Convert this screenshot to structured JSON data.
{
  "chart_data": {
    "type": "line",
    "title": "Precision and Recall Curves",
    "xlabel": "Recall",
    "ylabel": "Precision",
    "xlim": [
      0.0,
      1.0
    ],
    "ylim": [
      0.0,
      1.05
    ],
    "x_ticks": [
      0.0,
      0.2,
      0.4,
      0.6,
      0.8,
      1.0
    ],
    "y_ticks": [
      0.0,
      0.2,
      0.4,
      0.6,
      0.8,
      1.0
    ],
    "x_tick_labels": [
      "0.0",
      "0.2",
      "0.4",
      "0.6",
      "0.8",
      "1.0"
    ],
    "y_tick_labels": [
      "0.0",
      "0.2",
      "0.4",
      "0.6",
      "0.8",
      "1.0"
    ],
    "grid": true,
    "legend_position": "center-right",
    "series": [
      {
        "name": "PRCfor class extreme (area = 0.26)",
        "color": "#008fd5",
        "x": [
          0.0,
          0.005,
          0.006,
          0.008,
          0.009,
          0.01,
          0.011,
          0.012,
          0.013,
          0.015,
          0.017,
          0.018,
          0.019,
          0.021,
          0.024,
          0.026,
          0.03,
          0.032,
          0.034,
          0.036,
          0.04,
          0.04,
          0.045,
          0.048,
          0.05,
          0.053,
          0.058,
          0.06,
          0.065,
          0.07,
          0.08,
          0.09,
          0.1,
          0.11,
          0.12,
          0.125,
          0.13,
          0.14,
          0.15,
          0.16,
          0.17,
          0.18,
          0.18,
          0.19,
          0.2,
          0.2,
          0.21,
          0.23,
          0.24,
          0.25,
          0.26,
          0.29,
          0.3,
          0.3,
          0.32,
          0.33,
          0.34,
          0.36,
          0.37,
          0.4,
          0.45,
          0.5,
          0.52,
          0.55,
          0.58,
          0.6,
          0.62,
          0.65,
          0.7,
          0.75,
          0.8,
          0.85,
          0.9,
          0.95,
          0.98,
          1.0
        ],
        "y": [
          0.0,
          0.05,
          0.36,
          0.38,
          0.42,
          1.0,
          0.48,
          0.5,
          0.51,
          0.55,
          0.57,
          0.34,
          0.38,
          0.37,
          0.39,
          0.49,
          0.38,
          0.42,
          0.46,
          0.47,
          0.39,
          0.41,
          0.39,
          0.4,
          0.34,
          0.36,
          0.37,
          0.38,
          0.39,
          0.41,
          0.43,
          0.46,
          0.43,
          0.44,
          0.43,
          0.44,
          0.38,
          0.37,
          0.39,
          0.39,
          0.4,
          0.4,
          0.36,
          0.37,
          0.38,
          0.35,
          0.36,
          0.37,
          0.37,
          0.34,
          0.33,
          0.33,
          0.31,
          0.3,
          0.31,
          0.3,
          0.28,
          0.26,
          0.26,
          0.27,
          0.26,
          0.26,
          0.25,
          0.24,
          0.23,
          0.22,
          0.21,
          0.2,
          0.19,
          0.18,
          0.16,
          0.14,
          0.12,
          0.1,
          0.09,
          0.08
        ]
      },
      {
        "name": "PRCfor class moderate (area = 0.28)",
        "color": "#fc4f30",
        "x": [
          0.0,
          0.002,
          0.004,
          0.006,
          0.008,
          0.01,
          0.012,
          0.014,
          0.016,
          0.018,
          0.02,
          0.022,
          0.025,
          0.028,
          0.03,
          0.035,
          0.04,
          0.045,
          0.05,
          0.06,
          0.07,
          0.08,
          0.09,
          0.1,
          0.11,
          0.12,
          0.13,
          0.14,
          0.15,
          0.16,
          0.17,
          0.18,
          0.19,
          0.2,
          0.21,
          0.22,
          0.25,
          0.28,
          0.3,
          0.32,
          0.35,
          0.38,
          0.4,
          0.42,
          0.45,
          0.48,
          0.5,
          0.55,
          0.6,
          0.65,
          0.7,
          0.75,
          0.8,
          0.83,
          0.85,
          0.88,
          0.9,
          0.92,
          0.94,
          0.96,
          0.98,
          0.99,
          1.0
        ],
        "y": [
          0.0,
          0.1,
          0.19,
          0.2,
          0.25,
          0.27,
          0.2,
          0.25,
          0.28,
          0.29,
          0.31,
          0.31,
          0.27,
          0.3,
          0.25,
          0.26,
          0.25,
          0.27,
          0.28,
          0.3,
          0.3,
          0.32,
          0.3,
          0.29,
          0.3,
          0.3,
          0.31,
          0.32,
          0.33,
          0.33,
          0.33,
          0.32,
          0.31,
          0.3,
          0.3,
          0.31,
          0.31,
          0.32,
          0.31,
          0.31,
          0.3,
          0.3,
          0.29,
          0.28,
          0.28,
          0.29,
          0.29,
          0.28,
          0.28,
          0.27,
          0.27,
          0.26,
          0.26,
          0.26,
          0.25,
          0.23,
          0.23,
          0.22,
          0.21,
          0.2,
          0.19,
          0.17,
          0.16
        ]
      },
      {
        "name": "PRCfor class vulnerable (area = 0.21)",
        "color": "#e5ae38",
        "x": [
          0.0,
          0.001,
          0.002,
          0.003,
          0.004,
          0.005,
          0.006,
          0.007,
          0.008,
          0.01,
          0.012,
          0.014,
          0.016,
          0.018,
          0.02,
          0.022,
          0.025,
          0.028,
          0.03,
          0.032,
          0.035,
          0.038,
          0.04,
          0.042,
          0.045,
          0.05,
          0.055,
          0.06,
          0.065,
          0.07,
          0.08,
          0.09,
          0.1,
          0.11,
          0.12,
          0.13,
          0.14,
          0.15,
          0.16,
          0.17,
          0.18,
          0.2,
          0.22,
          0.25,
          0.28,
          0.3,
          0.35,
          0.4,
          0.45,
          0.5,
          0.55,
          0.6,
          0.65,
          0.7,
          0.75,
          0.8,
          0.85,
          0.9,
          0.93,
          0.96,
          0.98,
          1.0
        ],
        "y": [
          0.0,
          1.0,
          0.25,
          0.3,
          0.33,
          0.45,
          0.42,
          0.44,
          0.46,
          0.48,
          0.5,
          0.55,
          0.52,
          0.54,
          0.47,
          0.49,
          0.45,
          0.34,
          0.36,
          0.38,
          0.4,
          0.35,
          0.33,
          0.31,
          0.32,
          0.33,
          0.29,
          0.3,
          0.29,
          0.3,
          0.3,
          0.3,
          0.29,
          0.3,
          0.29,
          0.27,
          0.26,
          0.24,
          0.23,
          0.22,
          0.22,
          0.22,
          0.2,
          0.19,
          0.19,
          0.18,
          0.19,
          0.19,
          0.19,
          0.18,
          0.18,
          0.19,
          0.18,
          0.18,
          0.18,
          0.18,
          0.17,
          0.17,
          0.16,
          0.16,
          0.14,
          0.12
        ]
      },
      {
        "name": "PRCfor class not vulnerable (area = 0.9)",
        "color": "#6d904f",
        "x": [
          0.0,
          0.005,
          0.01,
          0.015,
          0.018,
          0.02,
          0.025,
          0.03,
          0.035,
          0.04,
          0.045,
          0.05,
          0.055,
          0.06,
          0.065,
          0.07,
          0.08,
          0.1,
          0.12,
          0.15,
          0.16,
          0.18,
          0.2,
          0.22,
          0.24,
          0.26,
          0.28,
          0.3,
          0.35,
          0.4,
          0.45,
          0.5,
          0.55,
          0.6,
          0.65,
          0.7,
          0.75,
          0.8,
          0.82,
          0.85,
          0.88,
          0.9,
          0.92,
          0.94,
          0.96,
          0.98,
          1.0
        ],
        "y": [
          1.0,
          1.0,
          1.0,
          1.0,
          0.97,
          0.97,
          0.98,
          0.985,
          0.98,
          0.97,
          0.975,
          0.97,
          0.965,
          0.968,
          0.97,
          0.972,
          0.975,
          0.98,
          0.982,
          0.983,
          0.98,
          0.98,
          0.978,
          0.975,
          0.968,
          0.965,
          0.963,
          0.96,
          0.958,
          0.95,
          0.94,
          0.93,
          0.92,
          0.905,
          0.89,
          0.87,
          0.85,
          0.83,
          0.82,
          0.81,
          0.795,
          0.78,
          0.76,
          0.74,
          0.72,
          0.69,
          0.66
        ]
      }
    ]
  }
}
--------------------------------
DIRECTIONS: From the listing, copy each line containing the word "area".

ANSWER TO THIS TASK:
        "name": "PRCfor class extreme (area = 0.26)",
        "name": "PRCfor class moderate (area = 0.28)",
        "name": "PRCfor class vulnerable (area = 0.21)",
        "name": "PRCfor class not vulnerable (area = 0.9)",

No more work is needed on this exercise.